Provided data ▸
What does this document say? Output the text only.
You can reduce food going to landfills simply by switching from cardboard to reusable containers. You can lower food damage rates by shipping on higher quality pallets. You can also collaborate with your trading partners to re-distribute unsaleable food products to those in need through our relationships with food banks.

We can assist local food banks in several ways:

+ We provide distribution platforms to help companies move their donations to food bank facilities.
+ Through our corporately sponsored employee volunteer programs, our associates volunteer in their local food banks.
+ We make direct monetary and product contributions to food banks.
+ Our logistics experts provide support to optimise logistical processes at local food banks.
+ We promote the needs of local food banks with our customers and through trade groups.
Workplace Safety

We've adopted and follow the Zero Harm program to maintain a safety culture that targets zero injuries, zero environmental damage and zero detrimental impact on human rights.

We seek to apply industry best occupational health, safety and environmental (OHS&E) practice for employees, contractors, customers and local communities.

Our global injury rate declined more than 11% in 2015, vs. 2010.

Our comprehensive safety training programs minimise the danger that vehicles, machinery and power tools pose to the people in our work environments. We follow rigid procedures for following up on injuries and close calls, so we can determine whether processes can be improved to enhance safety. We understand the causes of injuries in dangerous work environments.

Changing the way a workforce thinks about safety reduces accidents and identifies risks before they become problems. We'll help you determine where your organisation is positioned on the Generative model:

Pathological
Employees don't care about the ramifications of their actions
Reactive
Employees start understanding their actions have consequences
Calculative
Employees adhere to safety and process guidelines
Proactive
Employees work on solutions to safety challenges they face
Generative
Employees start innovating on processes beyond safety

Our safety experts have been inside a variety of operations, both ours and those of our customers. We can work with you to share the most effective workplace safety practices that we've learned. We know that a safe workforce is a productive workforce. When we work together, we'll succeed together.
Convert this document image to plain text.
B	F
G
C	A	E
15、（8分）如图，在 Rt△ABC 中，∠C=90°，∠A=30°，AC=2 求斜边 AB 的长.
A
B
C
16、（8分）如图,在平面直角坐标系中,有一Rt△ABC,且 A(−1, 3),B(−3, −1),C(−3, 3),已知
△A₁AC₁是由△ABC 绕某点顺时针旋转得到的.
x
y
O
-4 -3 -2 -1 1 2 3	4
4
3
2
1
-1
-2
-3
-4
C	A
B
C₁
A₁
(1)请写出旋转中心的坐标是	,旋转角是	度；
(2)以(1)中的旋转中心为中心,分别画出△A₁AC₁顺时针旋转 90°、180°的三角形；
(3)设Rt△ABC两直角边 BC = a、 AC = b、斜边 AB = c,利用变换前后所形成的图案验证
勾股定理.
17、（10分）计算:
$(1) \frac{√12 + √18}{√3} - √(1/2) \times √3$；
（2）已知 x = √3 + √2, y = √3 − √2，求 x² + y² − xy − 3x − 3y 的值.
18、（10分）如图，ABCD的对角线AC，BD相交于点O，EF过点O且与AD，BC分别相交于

Instructions for the task ▸ Copy out exactly the lines from the line with "Convert this document image to plain text." to the end of the listing, including both of those lines, and give nothing else.

Output for this task ▸
Convert this document image to plain text.
B	F
G
C	A	E
15、（8分）如图，在 Rt△ABC 中，∠C=90°，∠A=30°，AC=2 求斜边 AB 的长.
A
B
C
16、（8分）如图,在平面直角坐标系中,有一Rt△ABC,且 A(−1, 3),B(−3, −1),C(−3, 3),已知
△A₁AC₁是由△ABC 绕某点顺时针旋转得到的.
x
y
O
-4 -3 -2 -1 1 2 3	4
4
3
2
1
-1
-2
-3
-4
C	A
B
C₁
A₁
(1)请写出旋转中心的坐标是	,旋转角是	度；
(2)以(1)中的旋转中心为中心,分别画出△A₁AC₁顺时针旋转 90°、180°的三角形；
(3)设Rt△ABC两直角边 BC = a、 AC = b、斜边 AB = c,利用变换前后所形成的图案验证
勾股定理.
17、（10分）计算:
$(1) \frac{√12 + √18}{√3} - √(1/2) \times √3$；
（2）已知 x = √3 + √2, y = √3 − √2，求 x² + y² − xy − 3x − 3y 的值.
18、（10分）如图，ABCD的对角线AC，BD相交于点O，EF过点O且与AD，BC分别相交于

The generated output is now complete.